▸ DATA TO PROCESS

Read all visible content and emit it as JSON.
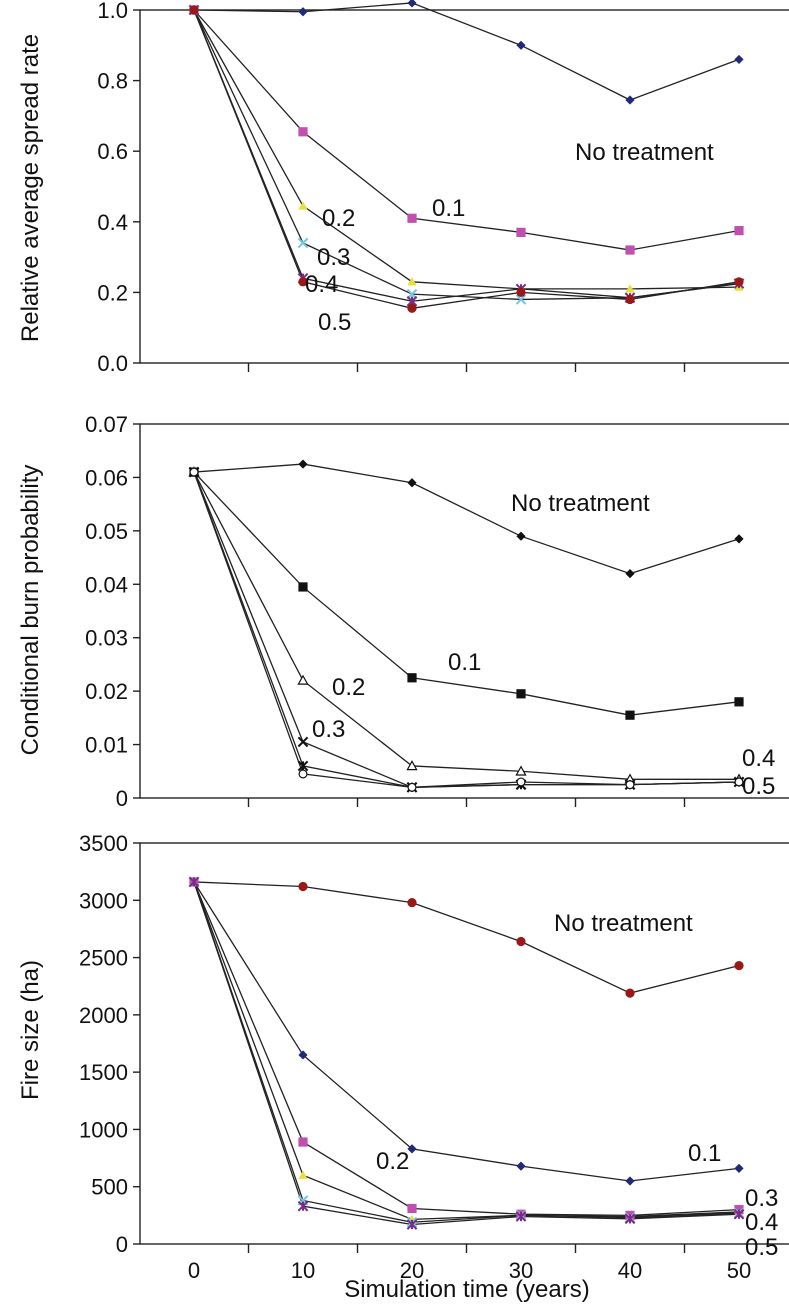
{
  "chart_data": [
    {
      "type": "line",
      "ylabel": "Relative average spread rate",
      "ylim": [
        0,
        1.0
      ],
      "yticks": [
        "0.0",
        "0.2",
        "0.4",
        "0.6",
        "0.8",
        "1.0"
      ],
      "x": [
        0,
        10,
        20,
        30,
        40,
        50
      ],
      "series": [
        {
          "name": "No treatment",
          "marker": "diamond",
          "color": "#1f2a7a",
          "values": [
            1.0,
            0.995,
            1.02,
            0.9,
            0.745,
            0.86
          ]
        },
        {
          "name": "0.1",
          "marker": "square",
          "color": "#c050b0",
          "values": [
            1.0,
            0.655,
            0.41,
            0.37,
            0.32,
            0.375
          ]
        },
        {
          "name": "0.2",
          "marker": "triangle",
          "color": "#e8e03a",
          "values": [
            1.0,
            0.445,
            0.23,
            0.21,
            0.21,
            0.215
          ]
        },
        {
          "name": "0.3",
          "marker": "x",
          "color": "#70c8e0",
          "values": [
            1.0,
            0.34,
            0.195,
            0.18,
            0.185,
            0.225
          ]
        },
        {
          "name": "0.4",
          "marker": "star",
          "color": "#7a2a8a",
          "values": [
            1.0,
            0.24,
            0.175,
            0.21,
            0.185,
            0.225
          ]
        },
        {
          "name": "0.5",
          "marker": "circle",
          "color": "#9a1818",
          "values": [
            1.0,
            0.23,
            0.155,
            0.2,
            0.18,
            0.23
          ]
        }
      ],
      "annotations": [
        "No treatment",
        "0.1",
        "0.2",
        "0.3",
        "0.4",
        "0.5"
      ]
    },
    {
      "type": "line",
      "ylabel": "Conditional burn probability",
      "ylim": [
        0,
        0.07
      ],
      "yticks": [
        "0",
        "0.01",
        "0.02",
        "0.03",
        "0.04",
        "0.05",
        "0.06",
        "0.07"
      ],
      "x": [
        0,
        10,
        20,
        30,
        40,
        50
      ],
      "series": [
        {
          "name": "No treatment",
          "marker": "diamond",
          "color": "#111111",
          "values": [
            0.061,
            0.0625,
            0.059,
            0.049,
            0.042,
            0.0485
          ]
        },
        {
          "name": "0.1",
          "marker": "square",
          "color": "#111111",
          "values": [
            0.061,
            0.0395,
            0.0225,
            0.0195,
            0.0155,
            0.018
          ]
        },
        {
          "name": "0.2",
          "marker": "open-triangle",
          "color": "#111111",
          "values": [
            0.061,
            0.022,
            0.006,
            0.005,
            0.0035,
            0.0035
          ]
        },
        {
          "name": "0.3",
          "marker": "x",
          "color": "#111111",
          "values": [
            0.061,
            0.0105,
            0.002,
            0.0025,
            0.0025,
            0.003
          ]
        },
        {
          "name": "0.4",
          "marker": "star",
          "color": "#111111",
          "values": [
            0.061,
            0.006,
            0.002,
            0.0025,
            0.0025,
            0.003
          ]
        },
        {
          "name": "0.5",
          "marker": "open-circle",
          "color": "#111111",
          "values": [
            0.061,
            0.0045,
            0.002,
            0.003,
            0.0025,
            0.003
          ]
        }
      ],
      "annotations": [
        "No treatment",
        "0.1",
        "0.2",
        "0.3",
        "0.4",
        "0.5"
      ]
    },
    {
      "type": "line",
      "xlabel": "Simulation time (years)",
      "ylabel": "Fire size (ha)",
      "ylim": [
        0,
        3500
      ],
      "yticks": [
        "0",
        "500",
        "1000",
        "1500",
        "2000",
        "2500",
        "3000",
        "3500"
      ],
      "x": [
        0,
        10,
        20,
        30,
        40,
        50
      ],
      "xticks": [
        "0",
        "10",
        "20",
        "30",
        "40",
        "50"
      ],
      "series": [
        {
          "name": "No treatment",
          "marker": "circle",
          "color": "#9a1818",
          "values": [
            3160,
            3120,
            2980,
            2640,
            2190,
            2430
          ]
        },
        {
          "name": "0.1",
          "marker": "diamond",
          "color": "#1f2a7a",
          "values": [
            3160,
            1650,
            830,
            680,
            550,
            660
          ]
        },
        {
          "name": "0.2",
          "marker": "triangle",
          "color": "#e8e03a",
          "values": [
            3160,
            600,
            215,
            250,
            240,
            280
          ]
        },
        {
          "name": "0.3",
          "marker": "square",
          "color": "#c050b0",
          "values": [
            3160,
            890,
            310,
            260,
            250,
            300
          ]
        },
        {
          "name": "0.4",
          "marker": "x",
          "color": "#70c8e0",
          "values": [
            3160,
            380,
            190,
            250,
            230,
            270
          ]
        },
        {
          "name": "0.5",
          "marker": "star",
          "color": "#7a2a8a",
          "values": [
            3160,
            330,
            170,
            240,
            220,
            260
          ]
        }
      ],
      "annotations": [
        "No treatment",
        "0.1",
        "0.2",
        "0.3",
        "0.4",
        "0.5"
      ]
    }
  ]
}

▸ INSTRUCTIONS FOR THE TASK
Transcribe all the lines above exactly, apart from the pictures.

▸ RESULT OF THIS TASK
Read all visible content and emit it as JSON.
{
  "chart_data": [
    {
      "type": "line",
      "ylabel": "Relative average spread rate",
      "ylim": [
        0,
        1.0
      ],
      "yticks": [
        "0.0",
        "0.2",
        "0.4",
        "0.6",
        "0.8",
        "1.0"
      ],
      "x": [
        0,
        10,
        20,
        30,
        40,
        50
      ],
      "series": [
        {
          "name": "No treatment",
          "marker": "diamond",
          "color": "#1f2a7a",
          "values": [
            1.0,
            0.995,
            1.02,
            0.9,
            0.745,
            0.86
          ]
        },
        {
          "name": "0.1",
          "marker": "square",
          "color": "#c050b0",
          "values": [
            1.0,
            0.655,
            0.41,
            0.37,
            0.32,
            0.375
          ]
        },
        {
          "name": "0.2",
          "marker": "triangle",
          "color": "#e8e03a",
          "values": [
            1.0,
            0.445,
            0.23,
            0.21,
            0.21,
            0.215
          ]
        },
        {
          "name": "0.3",
          "marker": "x",
          "color": "#70c8e0",
          "values": [
            1.0,
            0.34,
            0.195,
            0.18,
            0.185,
            0.225
          ]
        },
        {
          "name": "0.4",
          "marker": "star",
          "color": "#7a2a8a",
          "values": [
            1.0,
            0.24,
            0.175,
            0.21,
            0.185,
            0.225
          ]
        },
        {
          "name": "0.5",
          "marker": "circle",
          "color": "#9a1818",
          "values": [
            1.0,
            0.23,
            0.155,
            0.2,
            0.18,
            0.23
          ]
        }
      ],
      "annotations": [
        "No treatment",
        "0.1",
        "0.2",
        "0.3",
        "0.4",
        "0.5"
      ]
    },
    {
      "type": "line",
      "ylabel": "Conditional burn probability",
      "ylim": [
        0,
        0.07
      ],
      "yticks": [
        "0",
        "0.01",
        "0.02",
        "0.03",
        "0.04",
        "0.05",
        "0.06",
        "0.07"
      ],
      "x": [
        0,
        10,
        20,
        30,
        40,
        50
      ],
      "series": [
        {
          "name": "No treatment",
          "marker": "diamond",
          "color": "#111111",
          "values": [
            0.061,
            0.0625,
            0.059,
            0.049,
            0.042,
            0.0485
          ]
        },
        {
          "name": "0.1",
          "marker": "square",
          "color": "#111111",
          "values": [
            0.061,
            0.0395,
            0.0225,
            0.0195,
            0.0155,
            0.018
          ]
        },
        {
          "name": "0.2",
          "marker": "open-triangle",
          "color": "#111111",
          "values": [
            0.061,
            0.022,
            0.006,
            0.005,
            0.0035,
            0.0035
          ]
        },
        {
          "name": "0.3",
          "marker": "x",
          "color": "#111111",
          "values": [
            0.061,
            0.0105,
            0.002,
            0.0025,
            0.0025,
            0.003
          ]
        },
        {
          "name": "0.4",
          "marker": "star",
          "color": "#111111",
          "values": [
            0.061,
            0.006,
            0.002,
            0.0025,
            0.0025,
            0.003
          ]
        },
        {
          "name": "0.5",
          "marker": "open-circle",
          "color": "#111111",
          "values": [
            0.061,
            0.0045,
            0.002,
            0.003,
            0.0025,
            0.003
          ]
        }
      ],
      "annotations": [
        "No treatment",
        "0.1",
        "0.2",
        "0.3",
        "0.4",
        "0.5"
      ]
    },
    {
      "type": "line",
      "xlabel": "Simulation time (years)",
      "ylabel": "Fire size (ha)",
      "ylim": [
        0,
        3500
      ],
      "yticks": [
        "0",
        "500",
        "1000",
        "1500",
        "2000",
        "2500",
        "3000",
        "3500"
      ],
      "x": [
        0,
        10,
        20,
        30,
        40,
        50
      ],
      "xticks": [
        "0",
        "10",
        "20",
        "30",
        "40",
        "50"
      ],
      "series": [
        {
          "name": "No treatment",
          "marker": "circle",
          "color": "#9a1818",
          "values": [
            3160,
            3120,
            2980,
            2640,
            2190,
            2430
          ]
        },
        {
          "name": "0.1",
          "marker": "diamond",
          "color": "#1f2a7a",
          "values": [
            3160,
            1650,
            830,
            680,
            550,
            660
          ]
        },
        {
          "name": "0.2",
          "marker": "triangle",
          "color": "#e8e03a",
          "values": [
            3160,
            600,
            215,
            250,
            240,
            280
          ]
        },
        {
          "name": "0.3",
          "marker": "square",
          "color": "#c050b0",
          "values": [
            3160,
            890,
            310,
            260,
            250,
            300
          ]
        },
        {
          "name": "0.4",
          "marker": "x",
          "color": "#70c8e0",
          "values": [
            3160,
            380,
            190,
            250,
            230,
            270
          ]
        },
        {
          "name": "0.5",
          "marker": "star",
          "color": "#7a2a8a",
          "values": [
            3160,
            330,
            170,
            240,
            220,
            260
          ]
        }
      ],
      "annotations": [
        "No treatment",
        "0.1",
        "0.2",
        "0.3",
        "0.4",
        "0.5"
      ]
    }
  ]
}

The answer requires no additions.